◆ Stated goal:
Below is a set of records. Repeat all of them exactly.

◆ Material supplied:
"""

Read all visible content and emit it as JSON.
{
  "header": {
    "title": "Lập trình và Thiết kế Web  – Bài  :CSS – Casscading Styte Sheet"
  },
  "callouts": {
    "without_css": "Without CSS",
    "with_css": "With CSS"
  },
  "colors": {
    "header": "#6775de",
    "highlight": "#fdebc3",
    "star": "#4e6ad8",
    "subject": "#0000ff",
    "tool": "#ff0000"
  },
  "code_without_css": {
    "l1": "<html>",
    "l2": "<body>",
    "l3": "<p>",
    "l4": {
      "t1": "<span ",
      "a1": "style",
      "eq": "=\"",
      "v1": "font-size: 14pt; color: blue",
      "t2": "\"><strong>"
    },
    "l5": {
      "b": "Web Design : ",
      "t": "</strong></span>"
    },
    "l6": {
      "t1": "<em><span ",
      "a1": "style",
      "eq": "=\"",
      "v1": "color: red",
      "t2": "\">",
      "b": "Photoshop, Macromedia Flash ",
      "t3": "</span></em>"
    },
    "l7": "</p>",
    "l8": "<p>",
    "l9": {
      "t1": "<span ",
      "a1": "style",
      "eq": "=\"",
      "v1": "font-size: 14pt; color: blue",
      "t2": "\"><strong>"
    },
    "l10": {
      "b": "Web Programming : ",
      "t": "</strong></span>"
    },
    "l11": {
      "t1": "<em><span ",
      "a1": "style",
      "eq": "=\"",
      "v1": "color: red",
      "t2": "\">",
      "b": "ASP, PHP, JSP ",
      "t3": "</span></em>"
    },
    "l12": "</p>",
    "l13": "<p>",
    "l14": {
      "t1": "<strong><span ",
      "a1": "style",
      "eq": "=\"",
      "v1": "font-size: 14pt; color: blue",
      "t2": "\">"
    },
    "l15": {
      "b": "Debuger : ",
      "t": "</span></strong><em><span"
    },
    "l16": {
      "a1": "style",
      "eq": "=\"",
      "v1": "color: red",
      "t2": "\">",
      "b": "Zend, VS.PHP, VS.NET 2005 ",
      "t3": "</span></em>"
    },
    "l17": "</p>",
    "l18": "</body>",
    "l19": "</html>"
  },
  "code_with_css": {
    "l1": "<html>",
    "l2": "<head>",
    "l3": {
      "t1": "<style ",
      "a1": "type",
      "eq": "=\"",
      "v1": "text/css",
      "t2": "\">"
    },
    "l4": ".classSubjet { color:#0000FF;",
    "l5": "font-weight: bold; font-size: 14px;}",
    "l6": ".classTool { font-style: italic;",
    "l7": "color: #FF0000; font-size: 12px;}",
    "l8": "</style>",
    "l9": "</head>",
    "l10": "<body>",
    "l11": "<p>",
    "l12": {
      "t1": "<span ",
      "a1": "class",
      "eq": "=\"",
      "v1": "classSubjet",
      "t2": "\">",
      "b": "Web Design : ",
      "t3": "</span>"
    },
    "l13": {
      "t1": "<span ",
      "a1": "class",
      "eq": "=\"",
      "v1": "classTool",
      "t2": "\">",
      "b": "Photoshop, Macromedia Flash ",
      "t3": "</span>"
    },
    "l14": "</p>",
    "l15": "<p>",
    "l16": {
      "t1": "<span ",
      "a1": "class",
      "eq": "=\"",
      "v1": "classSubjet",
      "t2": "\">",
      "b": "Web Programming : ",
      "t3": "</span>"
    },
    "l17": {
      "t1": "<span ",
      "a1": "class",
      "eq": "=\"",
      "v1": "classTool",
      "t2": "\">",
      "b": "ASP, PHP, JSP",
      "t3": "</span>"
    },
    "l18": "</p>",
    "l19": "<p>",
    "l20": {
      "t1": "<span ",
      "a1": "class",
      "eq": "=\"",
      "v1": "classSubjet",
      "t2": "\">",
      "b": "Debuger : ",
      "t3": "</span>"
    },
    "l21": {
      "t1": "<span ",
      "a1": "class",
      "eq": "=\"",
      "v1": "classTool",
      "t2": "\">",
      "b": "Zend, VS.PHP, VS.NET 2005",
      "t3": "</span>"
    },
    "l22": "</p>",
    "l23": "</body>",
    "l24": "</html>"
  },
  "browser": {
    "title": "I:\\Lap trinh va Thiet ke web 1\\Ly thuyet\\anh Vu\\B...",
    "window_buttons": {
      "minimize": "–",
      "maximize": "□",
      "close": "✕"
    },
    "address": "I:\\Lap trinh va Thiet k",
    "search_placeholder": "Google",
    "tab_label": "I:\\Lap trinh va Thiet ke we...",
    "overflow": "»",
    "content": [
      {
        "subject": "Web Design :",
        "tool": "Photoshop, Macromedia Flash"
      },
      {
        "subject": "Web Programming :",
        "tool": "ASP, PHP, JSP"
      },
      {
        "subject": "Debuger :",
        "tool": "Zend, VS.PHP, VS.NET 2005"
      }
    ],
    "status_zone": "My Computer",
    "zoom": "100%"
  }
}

"""

◆ Output:
Read all visible content and emit it as JSON.
{
  "header": {
    "title": "Lập trình và Thiết kế Web  – Bài  :CSS – Casscading Styte Sheet"
  },
  "callouts": {
    "without_css": "Without CSS",
    "with_css": "With CSS"
  },
  "colors": {
    "header": "#6775de",
    "highlight": "#fdebc3",
    "star": "#4e6ad8",
    "subject": "#0000ff",
    "tool": "#ff0000"
  },
  "code_without_css": {
    "l1": "<html>",
    "l2": "<body>",
    "l3": "<p>",
    "l4": {
      "t1": "<span ",
      "a1": "style",
      "eq": "=\"",
      "v1": "font-size: 14pt; color: blue",
      "t2": "\"><strong>"
    },
    "l5": {
      "b": "Web Design : ",
      "t": "</strong></span>"
    },
    "l6": {
      "t1": "<em><span ",
      "a1": "style",
      "eq": "=\"",
      "v1": "color: red",
      "t2": "\">",
      "b": "Photoshop, Macromedia Flash ",
      "t3": "</span></em>"
    },
    "l7": "</p>",
    "l8": "<p>",
    "l9": {
      "t1": "<span ",
      "a1": "style",
      "eq": "=\"",
      "v1": "font-size: 14pt; color: blue",
      "t2": "\"><strong>"
    },
    "l10": {
      "b": "Web Programming : ",
      "t": "</strong></span>"
    },
    "l11": {
      "t1": "<em><span ",
      "a1": "style",
      "eq": "=\"",
      "v1": "color: red",
      "t2": "\">",
      "b": "ASP, PHP, JSP ",
      "t3": "</span></em>"
    },
    "l12": "</p>",
    "l13": "<p>",
    "l14": {
      "t1": "<strong><span ",
      "a1": "style",
      "eq": "=\"",
      "v1": "font-size: 14pt; color: blue",
      "t2": "\">"
    },
    "l15": {
      "b": "Debuger : ",
      "t": "</span></strong><em><span"
    },
    "l16": {
      "a1": "style",
      "eq": "=\"",
      "v1": "color: red",
      "t2": "\">",
      "b": "Zend, VS.PHP, VS.NET 2005 ",
      "t3": "</span></em>"
    },
    "l17": "</p>",
    "l18": "</body>",
    "l19": "</html>"
  },
  "code_with_css": {
    "l1": "<html>",
    "l2": "<head>",
    "l3": {
      "t1": "<style ",
      "a1": "type",
      "eq": "=\"",
      "v1": "text/css",
      "t2": "\">"
    },
    "l4": ".classSubjet { color:#0000FF;",
    "l5": "font-weight: bold; font-size: 14px;}",
    "l6": ".classTool { font-style: italic;",
    "l7": "color: #FF0000; font-size: 12px;}",
    "l8": "</style>",
    "l9": "</head>",
    "l10": "<body>",
    "l11": "<p>",
    "l12": {
      "t1": "<span ",
      "a1": "class",
      "eq": "=\"",
      "v1": "classSubjet",
      "t2": "\">",
      "b": "Web Design : ",
      "t3": "</span>"
    },
    "l13": {
      "t1": "<span ",
      "a1": "class",
      "eq": "=\"",
      "v1": "classTool",
      "t2": "\">",
      "b": "Photoshop, Macromedia Flash ",
      "t3": "</span>"
    },
    "l14": "</p>",
    "l15": "<p>",
    "l16": {
      "t1": "<span ",
      "a1": "class",
      "eq": "=\"",
      "v1": "classSubjet",
      "t2": "\">",
      "b": "Web Programming : ",
      "t3": "</span>"
    },
    "l17": {
      "t1": "<span ",
      "a1": "class",
      "eq": "=\"",
      "v1": "classTool",
      "t2": "\">",
      "b": "ASP, PHP, JSP",
      "t3": "</span>"
    },
    "l18": "</p>",
    "l19": "<p>",
    "l20": {
      "t1": "<span ",
      "a1": "class",
      "eq": "=\"",
      "v1": "classSubjet",
      "t2": "\">",
      "b": "Debuger : ",
      "t3": "</span>"
    },
    "l21": {
      "t1": "<span ",
      "a1": "class",
      "eq": "=\"",
      "v1": "classTool",
      "t2": "\">",
      "b": "Zend, VS.PHP, VS.NET 2005",
      "t3": "</span>"
    },
    "l22": "</p>",
    "l23": "</body>",
    "l24": "</html>"
  },
  "browser": {
    "title": "I:\\Lap trinh va Thiet ke web 1\\Ly thuyet\\anh Vu\\B...",
    "window_buttons": {
      "minimize": "–",
      "maximize": "□",
      "close": "✕"
    },
    "address": "I:\\Lap trinh va Thiet k",
    "search_placeholder": "Google",
    "tab_label": "I:\\Lap trinh va Thiet ke we...",
    "overflow": "»",
    "content": [
      {
        "subject": "Web Design :",
        "tool": "Photoshop, Macromedia Flash"
      },
      {
        "subject": "Web Programming :",
        "tool": "ASP, PHP, JSP"
      },
      {
        "subject": "Debuger :",
        "tool": "Zend, VS.PHP, VS.NET 2005"
      }
    ],
    "status_zone": "My Computer",
    "zoom": "100%"
  }
}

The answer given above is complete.